**SHORT TASK:**
Reproduce all of the material word for word.

**DATASET ENTRIES:**
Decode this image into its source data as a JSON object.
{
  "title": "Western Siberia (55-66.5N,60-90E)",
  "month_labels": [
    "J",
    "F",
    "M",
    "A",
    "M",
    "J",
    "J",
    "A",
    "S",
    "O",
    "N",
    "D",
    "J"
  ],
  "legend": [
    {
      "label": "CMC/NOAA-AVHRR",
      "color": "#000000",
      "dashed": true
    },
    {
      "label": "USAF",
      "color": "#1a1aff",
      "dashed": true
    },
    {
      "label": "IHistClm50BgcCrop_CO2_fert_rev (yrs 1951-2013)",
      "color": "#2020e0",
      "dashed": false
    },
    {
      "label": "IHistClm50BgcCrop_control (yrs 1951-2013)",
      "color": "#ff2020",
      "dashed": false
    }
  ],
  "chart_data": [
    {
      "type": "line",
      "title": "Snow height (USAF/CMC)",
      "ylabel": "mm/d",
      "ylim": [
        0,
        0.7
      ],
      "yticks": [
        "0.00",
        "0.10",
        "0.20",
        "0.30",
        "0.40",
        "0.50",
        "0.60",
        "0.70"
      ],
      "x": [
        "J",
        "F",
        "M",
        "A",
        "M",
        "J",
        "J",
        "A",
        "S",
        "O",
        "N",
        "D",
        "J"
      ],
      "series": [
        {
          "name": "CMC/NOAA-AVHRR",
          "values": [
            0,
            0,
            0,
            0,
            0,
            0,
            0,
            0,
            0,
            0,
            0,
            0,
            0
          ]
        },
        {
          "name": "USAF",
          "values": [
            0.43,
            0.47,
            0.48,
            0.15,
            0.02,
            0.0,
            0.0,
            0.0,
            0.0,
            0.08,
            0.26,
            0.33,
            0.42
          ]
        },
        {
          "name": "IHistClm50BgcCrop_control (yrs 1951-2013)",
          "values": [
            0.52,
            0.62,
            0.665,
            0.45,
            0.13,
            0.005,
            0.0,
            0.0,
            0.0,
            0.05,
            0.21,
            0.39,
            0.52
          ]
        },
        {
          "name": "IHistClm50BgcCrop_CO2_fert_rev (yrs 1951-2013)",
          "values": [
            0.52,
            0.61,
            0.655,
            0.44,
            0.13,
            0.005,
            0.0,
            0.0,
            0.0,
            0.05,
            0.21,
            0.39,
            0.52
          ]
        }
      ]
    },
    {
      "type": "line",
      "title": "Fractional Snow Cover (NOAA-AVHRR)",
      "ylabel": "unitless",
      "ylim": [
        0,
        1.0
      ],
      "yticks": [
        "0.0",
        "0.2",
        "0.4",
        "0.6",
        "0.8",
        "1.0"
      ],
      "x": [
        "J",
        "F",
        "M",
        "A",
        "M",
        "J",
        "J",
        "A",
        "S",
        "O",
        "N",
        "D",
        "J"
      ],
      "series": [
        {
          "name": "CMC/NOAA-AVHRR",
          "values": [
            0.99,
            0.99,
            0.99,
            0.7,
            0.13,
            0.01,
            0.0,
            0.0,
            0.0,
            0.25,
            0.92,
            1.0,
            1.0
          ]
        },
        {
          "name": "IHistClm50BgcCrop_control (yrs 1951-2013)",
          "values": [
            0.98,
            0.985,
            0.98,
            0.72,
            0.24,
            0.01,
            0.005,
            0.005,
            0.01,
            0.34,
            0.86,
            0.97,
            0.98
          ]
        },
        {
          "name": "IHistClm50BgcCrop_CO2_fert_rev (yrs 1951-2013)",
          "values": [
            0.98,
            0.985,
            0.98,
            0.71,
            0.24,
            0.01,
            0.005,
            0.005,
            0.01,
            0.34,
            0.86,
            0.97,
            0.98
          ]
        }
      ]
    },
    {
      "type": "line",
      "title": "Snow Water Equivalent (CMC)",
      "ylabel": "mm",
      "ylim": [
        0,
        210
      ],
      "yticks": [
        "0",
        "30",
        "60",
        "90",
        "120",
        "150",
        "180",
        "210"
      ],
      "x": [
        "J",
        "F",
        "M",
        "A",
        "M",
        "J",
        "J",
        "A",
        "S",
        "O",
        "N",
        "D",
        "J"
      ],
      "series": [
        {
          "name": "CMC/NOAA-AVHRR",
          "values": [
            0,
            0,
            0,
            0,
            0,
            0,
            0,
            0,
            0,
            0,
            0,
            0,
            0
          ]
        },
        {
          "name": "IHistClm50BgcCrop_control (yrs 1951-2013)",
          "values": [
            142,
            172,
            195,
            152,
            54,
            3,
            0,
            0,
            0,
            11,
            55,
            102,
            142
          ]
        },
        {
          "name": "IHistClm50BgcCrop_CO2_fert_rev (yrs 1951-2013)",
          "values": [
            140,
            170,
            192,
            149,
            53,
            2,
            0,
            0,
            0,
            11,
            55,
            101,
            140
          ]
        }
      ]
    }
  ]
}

**WRITTEN ANSWER:**
Decode this image into its source data as a JSON object.
{
  "title": "Western Siberia (55-66.5N,60-90E)",
  "month_labels": [
    "J",
    "F",
    "M",
    "A",
    "M",
    "J",
    "J",
    "A",
    "S",
    "O",
    "N",
    "D",
    "J"
  ],
  "legend": [
    {
      "label": "CMC/NOAA-AVHRR",
      "color": "#000000",
      "dashed": true
    },
    {
      "label": "USAF",
      "color": "#1a1aff",
      "dashed": true
    },
    {
      "label": "IHistClm50BgcCrop_CO2_fert_rev (yrs 1951-2013)",
      "color": "#2020e0",
      "dashed": false
    },
    {
      "label": "IHistClm50BgcCrop_control (yrs 1951-2013)",
      "color": "#ff2020",
      "dashed": false
    }
  ],
  "chart_data": [
    {
      "type": "line",
      "title": "Snow height (USAF/CMC)",
      "ylabel": "mm/d",
      "ylim": [
        0,
        0.7
      ],
      "yticks": [
        "0.00",
        "0.10",
        "0.20",
        "0.30",
        "0.40",
        "0.50",
        "0.60",
        "0.70"
      ],
      "x": [
        "J",
        "F",
        "M",
        "A",
        "M",
        "J",
        "J",
        "A",
        "S",
        "O",
        "N",
        "D",
        "J"
      ],
      "series": [
        {
          "name": "CMC/NOAA-AVHRR",
          "values": [
            0,
            0,
            0,
            0,
            0,
            0,
            0,
            0,
            0,
            0,
            0,
            0,
            0
          ]
        },
        {
          "name": "USAF",
          "values": [
            0.43,
            0.47,
            0.48,
            0.15,
            0.02,
            0.0,
            0.0,
            0.0,
            0.0,
            0.08,
            0.26,
            0.33,
            0.42
          ]
        },
        {
          "name": "IHistClm50BgcCrop_control (yrs 1951-2013)",
          "values": [
            0.52,
            0.62,
            0.665,
            0.45,
            0.13,
            0.005,
            0.0,
            0.0,
            0.0,
            0.05,
            0.21,
            0.39,
            0.52
          ]
        },
        {
          "name": "IHistClm50BgcCrop_CO2_fert_rev (yrs 1951-2013)",
          "values": [
            0.52,
            0.61,
            0.655,
            0.44,
            0.13,
            0.005,
            0.0,
            0.0,
            0.0,
            0.05,
            0.21,
            0.39,
            0.52
          ]
        }
      ]
    },
    {
      "type": "line",
      "title": "Fractional Snow Cover (NOAA-AVHRR)",
      "ylabel": "unitless",
      "ylim": [
        0,
        1.0
      ],
      "yticks": [
        "0.0",
        "0.2",
        "0.4",
        "0.6",
        "0.8",
        "1.0"
      ],
      "x": [
        "J",
        "F",
        "M",
        "A",
        "M",
        "J",
        "J",
        "A",
        "S",
        "O",
        "N",
        "D",
        "J"
      ],
      "series": [
        {
          "name": "CMC/NOAA-AVHRR",
          "values": [
            0.99,
            0.99,
            0.99,
            0.7,
            0.13,
            0.01,
            0.0,
            0.0,
            0.0,
            0.25,
            0.92,
            1.0,
            1.0
          ]
        },
        {
          "name": "IHistClm50BgcCrop_control (yrs 1951-2013)",
          "values": [
            0.98,
            0.985,
            0.98,
            0.72,
            0.24,
            0.01,
            0.005,
            0.005,
            0.01,
            0.34,
            0.86,
            0.97,
            0.98
          ]
        },
        {
          "name": "IHistClm50BgcCrop_CO2_fert_rev (yrs 1951-2013)",
          "values": [
            0.98,
            0.985,
            0.98,
            0.71,
            0.24,
            0.01,
            0.005,
            0.005,
            0.01,
            0.34,
            0.86,
            0.97,
            0.98
          ]
        }
      ]
    },
    {
      "type": "line",
      "title": "Snow Water Equivalent (CMC)",
      "ylabel": "mm",
      "ylim": [
        0,
        210
      ],
      "yticks": [
        "0",
        "30",
        "60",
        "90",
        "120",
        "150",
        "180",
        "210"
      ],
      "x": [
        "J",
        "F",
        "M",
        "A",
        "M",
        "J",
        "J",
        "A",
        "S",
        "O",
        "N",
        "D",
        "J"
      ],
      "series": [
        {
          "name": "CMC/NOAA-AVHRR",
          "values": [
            0,
            0,
            0,
            0,
            0,
            0,
            0,
            0,
            0,
            0,
            0,
            0,
            0
          ]
        },
        {
          "name": "IHistClm50BgcCrop_control (yrs 1951-2013)",
          "values": [
            142,
            172,
            195,
            152,
            54,
            3,
            0,
            0,
            0,
            11,
            55,
            102,
            142
          ]
        },
        {
          "name": "IHistClm50BgcCrop_CO2_fert_rev (yrs 1951-2013)",
          "values": [
            140,
            170,
            192,
            149,
            53,
            2,
            0,
            0,
            0,
            11,
            55,
            101,
            140
          ]
        }
      ]
    }
  ]
}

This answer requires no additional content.